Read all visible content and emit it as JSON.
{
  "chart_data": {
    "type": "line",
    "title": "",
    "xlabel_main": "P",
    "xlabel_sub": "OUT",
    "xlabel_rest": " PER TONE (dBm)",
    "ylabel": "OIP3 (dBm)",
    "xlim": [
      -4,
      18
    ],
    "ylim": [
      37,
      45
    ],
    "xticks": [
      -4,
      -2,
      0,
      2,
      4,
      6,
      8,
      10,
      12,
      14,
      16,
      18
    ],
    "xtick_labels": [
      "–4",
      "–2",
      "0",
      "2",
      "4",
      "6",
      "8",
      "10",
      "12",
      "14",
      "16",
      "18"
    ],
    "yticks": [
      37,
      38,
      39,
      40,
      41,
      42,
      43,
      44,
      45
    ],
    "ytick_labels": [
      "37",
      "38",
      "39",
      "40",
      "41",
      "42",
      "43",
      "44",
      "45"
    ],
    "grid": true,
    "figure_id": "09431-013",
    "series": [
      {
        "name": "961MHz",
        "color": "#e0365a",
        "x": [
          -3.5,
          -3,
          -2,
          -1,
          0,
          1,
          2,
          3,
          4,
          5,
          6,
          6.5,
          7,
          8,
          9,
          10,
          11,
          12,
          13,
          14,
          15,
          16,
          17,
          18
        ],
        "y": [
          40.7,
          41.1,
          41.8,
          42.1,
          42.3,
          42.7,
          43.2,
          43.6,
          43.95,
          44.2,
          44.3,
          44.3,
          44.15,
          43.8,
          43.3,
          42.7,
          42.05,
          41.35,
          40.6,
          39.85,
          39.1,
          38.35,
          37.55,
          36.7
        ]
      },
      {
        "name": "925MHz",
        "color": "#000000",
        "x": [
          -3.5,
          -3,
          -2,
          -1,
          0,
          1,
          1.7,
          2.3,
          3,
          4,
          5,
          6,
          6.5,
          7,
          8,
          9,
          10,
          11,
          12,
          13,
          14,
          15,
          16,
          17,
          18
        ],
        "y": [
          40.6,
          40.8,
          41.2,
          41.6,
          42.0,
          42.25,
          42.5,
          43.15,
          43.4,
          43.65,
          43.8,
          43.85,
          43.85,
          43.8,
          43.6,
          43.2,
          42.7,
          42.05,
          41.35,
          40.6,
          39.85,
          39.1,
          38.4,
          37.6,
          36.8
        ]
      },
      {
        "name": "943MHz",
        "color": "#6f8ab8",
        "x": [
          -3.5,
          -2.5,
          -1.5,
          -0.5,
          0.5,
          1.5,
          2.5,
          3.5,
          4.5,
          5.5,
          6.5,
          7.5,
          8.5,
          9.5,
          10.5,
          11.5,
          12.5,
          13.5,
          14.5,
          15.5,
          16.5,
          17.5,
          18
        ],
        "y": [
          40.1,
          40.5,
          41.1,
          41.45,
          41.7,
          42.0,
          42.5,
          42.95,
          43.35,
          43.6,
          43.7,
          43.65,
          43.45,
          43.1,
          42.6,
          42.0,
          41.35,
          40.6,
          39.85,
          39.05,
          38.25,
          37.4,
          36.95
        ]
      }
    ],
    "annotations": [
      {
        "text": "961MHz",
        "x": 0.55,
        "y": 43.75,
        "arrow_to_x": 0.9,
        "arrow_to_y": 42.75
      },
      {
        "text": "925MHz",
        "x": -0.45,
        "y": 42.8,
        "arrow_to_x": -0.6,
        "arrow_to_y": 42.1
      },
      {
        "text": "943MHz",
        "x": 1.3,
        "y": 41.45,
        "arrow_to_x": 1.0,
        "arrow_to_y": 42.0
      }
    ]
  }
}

◇ ◇ ◇

[DIRECTION]:
Track down the lines that include the word "text" and copy them.

[PROBLEM SOLUTION]:
        "text": "961MHz",
        "text": "925MHz",
        "text": "943MHz",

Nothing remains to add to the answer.